Saved data entries:
==================================================
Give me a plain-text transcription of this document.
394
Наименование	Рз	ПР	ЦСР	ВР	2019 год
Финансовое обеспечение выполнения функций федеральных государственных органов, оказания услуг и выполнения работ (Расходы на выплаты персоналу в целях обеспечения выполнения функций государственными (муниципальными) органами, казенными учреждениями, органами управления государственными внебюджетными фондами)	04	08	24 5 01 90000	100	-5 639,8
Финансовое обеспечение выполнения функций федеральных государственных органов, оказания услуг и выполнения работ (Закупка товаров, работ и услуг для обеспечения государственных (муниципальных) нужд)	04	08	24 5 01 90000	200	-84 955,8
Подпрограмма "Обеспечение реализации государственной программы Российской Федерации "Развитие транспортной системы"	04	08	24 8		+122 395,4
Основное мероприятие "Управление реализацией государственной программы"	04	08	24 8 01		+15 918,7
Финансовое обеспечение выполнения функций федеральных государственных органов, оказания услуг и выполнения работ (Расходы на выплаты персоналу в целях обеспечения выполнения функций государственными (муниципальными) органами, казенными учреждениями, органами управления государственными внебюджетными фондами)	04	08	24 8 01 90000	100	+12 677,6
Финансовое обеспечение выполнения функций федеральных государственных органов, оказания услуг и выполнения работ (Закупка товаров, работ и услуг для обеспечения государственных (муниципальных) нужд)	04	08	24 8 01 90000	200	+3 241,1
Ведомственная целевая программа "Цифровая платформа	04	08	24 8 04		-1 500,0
==================================================
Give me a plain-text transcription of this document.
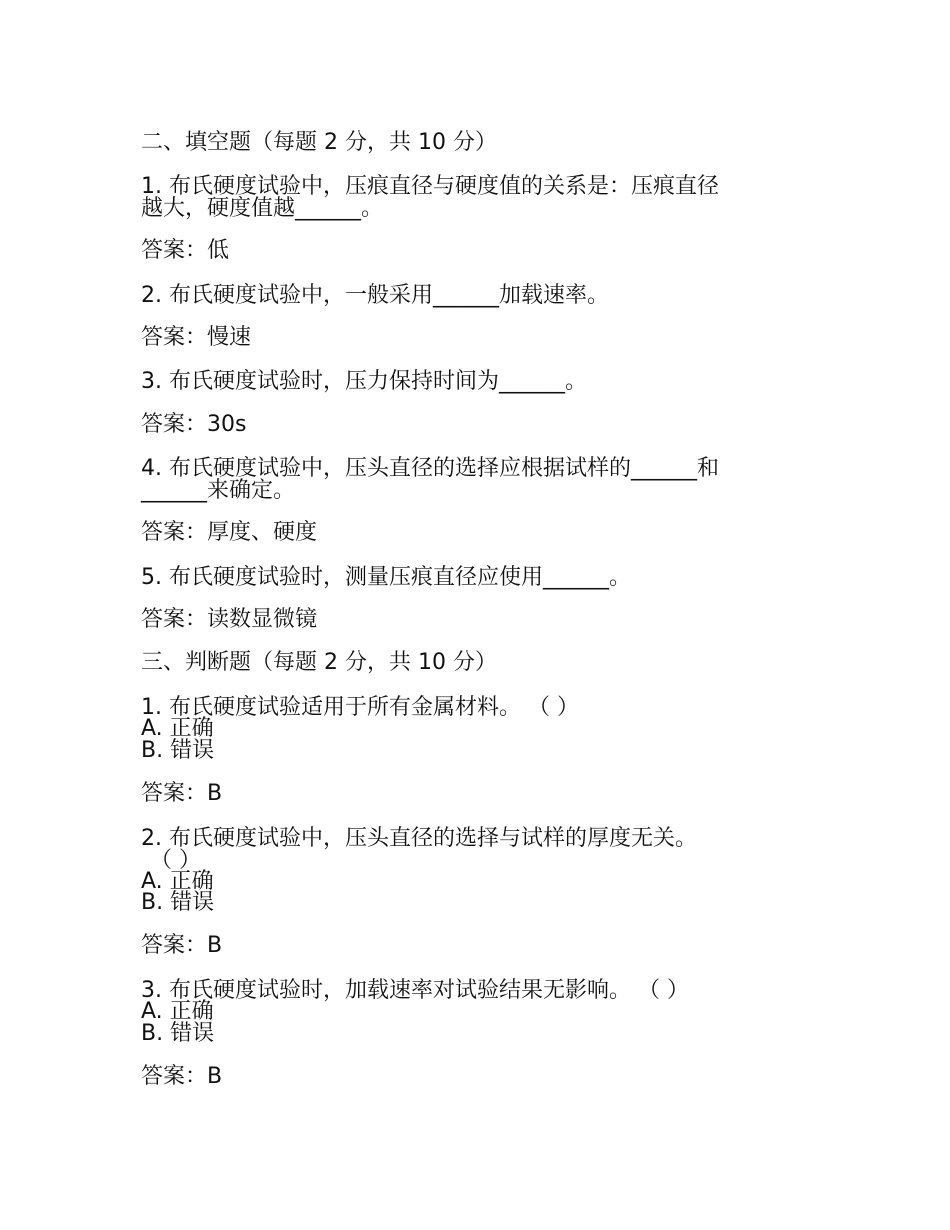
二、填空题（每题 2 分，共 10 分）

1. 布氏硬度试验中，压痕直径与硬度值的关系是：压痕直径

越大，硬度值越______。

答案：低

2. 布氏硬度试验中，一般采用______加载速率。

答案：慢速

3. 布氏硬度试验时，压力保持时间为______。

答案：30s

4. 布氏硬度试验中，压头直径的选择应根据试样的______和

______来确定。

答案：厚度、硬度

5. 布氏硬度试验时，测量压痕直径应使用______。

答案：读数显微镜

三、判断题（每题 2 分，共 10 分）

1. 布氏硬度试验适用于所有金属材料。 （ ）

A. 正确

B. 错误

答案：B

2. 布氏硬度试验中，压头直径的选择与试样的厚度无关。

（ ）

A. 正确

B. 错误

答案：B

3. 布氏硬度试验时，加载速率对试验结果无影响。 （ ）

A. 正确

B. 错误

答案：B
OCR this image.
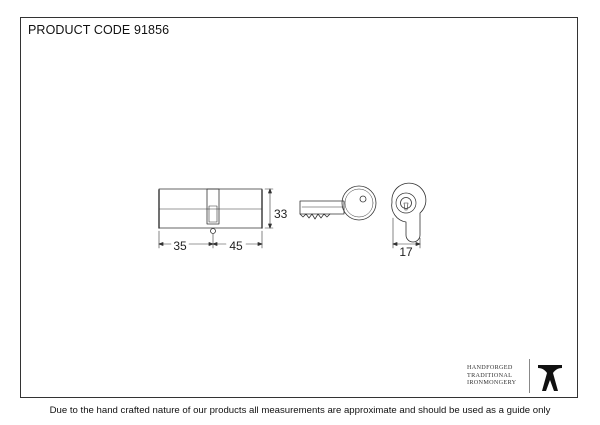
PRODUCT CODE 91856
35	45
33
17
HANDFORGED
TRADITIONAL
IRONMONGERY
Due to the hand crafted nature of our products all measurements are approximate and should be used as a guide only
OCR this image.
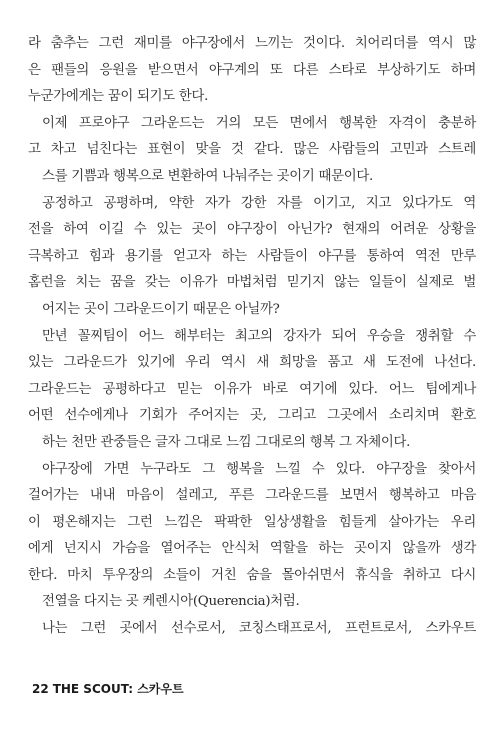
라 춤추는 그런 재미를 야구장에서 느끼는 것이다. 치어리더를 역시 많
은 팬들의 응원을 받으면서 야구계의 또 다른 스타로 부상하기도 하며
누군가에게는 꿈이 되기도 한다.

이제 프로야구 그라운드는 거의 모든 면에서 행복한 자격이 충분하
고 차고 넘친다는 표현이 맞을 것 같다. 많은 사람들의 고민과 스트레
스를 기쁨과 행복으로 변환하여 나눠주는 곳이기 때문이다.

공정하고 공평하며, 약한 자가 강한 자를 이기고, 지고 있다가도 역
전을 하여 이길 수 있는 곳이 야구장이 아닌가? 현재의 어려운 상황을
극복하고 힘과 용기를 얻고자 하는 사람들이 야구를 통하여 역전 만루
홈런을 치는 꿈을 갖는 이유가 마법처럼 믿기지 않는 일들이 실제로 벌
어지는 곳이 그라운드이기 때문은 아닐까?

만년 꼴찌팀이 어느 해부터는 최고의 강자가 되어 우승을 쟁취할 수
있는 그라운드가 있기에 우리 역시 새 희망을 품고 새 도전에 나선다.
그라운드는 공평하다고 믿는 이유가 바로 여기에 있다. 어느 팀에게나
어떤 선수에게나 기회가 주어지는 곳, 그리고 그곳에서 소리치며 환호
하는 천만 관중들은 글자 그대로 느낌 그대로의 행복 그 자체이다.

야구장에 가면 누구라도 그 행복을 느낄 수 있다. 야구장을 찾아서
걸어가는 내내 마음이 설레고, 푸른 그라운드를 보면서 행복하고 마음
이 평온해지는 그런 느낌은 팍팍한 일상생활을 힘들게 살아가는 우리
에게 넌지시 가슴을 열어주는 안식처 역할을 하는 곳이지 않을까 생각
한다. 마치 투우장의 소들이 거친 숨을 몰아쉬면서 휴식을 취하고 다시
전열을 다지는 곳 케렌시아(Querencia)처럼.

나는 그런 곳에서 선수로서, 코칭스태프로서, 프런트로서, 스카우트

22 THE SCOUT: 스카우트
==================================================
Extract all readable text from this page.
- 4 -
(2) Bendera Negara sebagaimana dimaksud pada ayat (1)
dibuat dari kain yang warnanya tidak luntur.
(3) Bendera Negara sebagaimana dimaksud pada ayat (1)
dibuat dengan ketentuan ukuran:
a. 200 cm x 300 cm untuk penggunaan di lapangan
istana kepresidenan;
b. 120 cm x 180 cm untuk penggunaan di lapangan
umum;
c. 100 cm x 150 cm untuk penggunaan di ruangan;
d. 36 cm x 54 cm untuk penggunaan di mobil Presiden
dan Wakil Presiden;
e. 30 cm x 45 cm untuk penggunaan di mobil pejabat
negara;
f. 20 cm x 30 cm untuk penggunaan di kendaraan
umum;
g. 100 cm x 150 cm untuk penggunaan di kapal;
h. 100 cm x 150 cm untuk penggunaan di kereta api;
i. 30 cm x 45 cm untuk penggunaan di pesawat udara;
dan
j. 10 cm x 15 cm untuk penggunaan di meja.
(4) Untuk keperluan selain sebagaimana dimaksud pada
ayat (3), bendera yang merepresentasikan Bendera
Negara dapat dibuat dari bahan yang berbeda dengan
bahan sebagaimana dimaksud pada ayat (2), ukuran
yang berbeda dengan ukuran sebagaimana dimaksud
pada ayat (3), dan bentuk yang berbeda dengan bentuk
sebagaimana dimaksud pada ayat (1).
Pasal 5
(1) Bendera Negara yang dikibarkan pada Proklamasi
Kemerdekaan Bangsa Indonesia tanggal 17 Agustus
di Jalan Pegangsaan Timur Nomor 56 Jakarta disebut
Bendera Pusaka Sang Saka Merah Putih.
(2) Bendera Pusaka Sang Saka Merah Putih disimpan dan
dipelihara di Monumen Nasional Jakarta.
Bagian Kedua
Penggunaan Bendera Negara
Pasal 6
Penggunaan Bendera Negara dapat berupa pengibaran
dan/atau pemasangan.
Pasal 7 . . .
==================================================
Filter out all lines lacking the word "учреждениями" and copy the rest.

Финансовое обеспечение выполнения функций федеральных государственных органов, оказания услуг и выполнения работ (Расходы на выплаты персоналу в целях обеспечения выполнения функций государственными (муниципальными) органами, казенными учреждениями, органами управления государственными внебюджетными фондами)	04	08	24 5 01 90000	100	-5 639,8
Финансовое обеспечение выполнения функций федеральных государственных органов, оказания услуг и выполнения работ (Расходы на выплаты персоналу в целях обеспечения выполнения функций государственными (муниципальными) органами, казенными учреждениями, органами управления государственными внебюджетными фондами)	04	08	24 8 01 90000	100	+12 677,6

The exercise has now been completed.